WORK ORDER = The answer must be a single number, namely how many lines in the entries below contain the string "ndamage".

__________

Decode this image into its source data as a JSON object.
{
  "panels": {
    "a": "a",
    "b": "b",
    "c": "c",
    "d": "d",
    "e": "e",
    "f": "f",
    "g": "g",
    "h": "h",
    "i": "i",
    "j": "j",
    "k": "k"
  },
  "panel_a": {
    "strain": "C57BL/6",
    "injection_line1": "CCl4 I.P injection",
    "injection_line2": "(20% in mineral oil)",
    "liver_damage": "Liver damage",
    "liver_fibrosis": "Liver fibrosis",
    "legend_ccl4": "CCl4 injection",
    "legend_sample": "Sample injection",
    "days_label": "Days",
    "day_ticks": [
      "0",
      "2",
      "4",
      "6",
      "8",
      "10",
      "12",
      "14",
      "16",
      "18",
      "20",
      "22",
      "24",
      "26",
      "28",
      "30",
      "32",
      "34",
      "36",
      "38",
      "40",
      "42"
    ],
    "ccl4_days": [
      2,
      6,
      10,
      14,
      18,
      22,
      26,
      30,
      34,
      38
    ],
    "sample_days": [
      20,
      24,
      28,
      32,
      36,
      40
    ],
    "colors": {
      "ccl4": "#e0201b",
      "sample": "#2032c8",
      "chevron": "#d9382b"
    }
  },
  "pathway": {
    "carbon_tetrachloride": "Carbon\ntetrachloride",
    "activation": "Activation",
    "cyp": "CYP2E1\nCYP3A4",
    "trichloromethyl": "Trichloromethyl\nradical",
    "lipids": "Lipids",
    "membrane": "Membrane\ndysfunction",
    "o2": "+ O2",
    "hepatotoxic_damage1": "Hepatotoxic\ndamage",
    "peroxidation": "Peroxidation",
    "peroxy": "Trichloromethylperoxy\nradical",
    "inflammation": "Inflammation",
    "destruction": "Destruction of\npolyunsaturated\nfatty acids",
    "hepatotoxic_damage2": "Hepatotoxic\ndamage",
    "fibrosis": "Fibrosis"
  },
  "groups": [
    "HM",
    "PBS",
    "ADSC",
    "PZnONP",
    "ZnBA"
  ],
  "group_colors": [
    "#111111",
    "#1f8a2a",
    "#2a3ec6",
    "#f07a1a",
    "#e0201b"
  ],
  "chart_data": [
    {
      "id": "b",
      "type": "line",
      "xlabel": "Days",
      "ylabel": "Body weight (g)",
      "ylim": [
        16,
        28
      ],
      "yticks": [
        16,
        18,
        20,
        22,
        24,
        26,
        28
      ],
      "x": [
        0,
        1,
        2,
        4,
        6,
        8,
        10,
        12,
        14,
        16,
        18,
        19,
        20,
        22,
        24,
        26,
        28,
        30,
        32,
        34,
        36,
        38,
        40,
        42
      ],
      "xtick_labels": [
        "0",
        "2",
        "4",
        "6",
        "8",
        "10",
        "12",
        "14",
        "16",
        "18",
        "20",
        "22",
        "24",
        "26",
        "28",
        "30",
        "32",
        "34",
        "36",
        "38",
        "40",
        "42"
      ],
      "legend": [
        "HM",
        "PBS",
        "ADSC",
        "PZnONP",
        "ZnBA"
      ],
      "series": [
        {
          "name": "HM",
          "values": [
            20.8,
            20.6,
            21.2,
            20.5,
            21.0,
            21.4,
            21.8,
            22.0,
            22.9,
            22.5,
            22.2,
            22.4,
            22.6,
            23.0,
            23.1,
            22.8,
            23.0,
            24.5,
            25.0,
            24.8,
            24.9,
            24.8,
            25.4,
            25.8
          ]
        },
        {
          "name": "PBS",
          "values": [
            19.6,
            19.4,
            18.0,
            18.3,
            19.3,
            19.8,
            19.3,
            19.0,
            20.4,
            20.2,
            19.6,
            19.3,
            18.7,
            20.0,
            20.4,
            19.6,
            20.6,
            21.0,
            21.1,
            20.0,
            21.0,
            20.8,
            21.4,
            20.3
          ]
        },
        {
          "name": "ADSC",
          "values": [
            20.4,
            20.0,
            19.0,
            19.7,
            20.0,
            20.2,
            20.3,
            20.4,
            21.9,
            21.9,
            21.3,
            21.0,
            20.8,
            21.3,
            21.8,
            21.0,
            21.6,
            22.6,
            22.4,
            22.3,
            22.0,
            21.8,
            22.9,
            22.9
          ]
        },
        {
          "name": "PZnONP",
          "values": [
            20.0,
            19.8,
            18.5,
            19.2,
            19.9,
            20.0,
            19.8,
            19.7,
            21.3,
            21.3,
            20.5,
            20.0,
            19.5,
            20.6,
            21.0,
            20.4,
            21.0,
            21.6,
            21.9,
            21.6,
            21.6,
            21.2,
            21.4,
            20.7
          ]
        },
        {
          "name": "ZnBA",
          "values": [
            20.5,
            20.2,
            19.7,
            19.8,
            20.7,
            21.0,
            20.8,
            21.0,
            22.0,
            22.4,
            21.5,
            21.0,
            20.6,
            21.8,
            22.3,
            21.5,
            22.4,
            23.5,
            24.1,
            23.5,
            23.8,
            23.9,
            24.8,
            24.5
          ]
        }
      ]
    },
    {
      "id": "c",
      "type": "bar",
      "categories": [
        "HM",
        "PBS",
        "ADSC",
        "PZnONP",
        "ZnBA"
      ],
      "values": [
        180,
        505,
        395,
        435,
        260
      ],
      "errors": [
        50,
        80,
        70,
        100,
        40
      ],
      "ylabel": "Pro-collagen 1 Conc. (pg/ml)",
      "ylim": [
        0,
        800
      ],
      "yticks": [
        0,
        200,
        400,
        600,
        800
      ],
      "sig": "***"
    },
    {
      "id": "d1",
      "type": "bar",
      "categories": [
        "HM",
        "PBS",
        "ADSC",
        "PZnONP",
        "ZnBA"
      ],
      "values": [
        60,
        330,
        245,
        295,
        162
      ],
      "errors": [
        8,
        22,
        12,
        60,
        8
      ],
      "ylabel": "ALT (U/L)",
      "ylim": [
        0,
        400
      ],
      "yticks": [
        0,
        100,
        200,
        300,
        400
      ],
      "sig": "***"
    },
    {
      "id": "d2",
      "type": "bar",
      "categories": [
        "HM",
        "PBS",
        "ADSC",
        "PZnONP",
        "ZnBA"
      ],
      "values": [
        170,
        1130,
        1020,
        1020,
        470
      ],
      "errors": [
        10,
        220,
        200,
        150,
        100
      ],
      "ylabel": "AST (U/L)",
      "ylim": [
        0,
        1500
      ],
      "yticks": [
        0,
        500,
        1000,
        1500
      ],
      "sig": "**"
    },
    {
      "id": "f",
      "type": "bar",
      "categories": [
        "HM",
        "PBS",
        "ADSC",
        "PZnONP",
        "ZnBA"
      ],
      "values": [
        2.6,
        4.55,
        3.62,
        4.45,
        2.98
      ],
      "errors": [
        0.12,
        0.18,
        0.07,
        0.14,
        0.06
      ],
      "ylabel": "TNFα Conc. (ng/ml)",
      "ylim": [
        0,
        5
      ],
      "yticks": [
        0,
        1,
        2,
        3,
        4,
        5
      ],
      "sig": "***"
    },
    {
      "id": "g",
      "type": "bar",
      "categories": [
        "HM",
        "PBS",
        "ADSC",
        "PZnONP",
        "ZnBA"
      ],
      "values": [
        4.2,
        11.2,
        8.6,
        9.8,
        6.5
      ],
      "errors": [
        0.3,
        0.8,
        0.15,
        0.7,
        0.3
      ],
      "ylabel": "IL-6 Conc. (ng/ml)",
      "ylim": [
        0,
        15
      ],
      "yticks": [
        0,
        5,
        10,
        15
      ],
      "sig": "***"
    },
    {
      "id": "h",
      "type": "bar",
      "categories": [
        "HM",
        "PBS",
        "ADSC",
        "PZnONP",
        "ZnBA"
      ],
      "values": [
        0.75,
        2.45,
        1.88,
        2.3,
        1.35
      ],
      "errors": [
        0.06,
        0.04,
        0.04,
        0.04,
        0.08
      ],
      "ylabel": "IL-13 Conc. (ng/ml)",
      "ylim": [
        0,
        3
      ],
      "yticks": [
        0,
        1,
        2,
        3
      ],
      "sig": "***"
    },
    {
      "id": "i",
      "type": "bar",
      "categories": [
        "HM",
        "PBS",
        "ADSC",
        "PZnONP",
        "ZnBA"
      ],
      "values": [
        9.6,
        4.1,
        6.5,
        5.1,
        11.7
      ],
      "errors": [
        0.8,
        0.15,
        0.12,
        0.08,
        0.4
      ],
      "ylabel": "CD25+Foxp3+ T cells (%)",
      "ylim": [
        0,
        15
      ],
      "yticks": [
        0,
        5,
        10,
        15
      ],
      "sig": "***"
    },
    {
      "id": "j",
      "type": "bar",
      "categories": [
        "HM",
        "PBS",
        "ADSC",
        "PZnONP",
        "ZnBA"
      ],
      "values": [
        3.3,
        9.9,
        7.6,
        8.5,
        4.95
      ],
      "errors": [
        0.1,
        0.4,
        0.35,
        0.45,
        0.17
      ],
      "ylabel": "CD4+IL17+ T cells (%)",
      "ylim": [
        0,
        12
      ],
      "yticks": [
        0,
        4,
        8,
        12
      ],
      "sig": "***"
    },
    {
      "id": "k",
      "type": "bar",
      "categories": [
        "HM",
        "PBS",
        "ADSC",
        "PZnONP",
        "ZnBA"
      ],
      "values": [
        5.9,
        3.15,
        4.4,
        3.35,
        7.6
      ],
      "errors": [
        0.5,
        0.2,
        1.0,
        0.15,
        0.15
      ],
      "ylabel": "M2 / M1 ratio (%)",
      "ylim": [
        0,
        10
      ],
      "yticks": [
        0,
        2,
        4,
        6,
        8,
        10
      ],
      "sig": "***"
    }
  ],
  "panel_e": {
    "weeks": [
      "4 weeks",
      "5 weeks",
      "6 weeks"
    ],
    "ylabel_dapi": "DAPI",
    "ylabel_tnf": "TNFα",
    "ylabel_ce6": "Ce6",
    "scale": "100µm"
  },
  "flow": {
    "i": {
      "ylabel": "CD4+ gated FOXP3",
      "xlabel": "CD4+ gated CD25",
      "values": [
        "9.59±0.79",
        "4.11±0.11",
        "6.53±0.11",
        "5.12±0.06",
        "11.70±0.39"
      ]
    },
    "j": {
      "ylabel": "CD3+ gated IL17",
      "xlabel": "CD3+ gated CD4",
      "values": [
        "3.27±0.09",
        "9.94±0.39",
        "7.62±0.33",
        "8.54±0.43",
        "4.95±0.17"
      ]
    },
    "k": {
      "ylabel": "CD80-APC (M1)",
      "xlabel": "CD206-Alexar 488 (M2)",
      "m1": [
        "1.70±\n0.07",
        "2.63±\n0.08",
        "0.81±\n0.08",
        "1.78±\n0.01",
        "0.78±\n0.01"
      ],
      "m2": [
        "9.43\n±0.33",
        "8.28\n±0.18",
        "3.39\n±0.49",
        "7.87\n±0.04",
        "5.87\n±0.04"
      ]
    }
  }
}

__________

TASK ANSWER = 2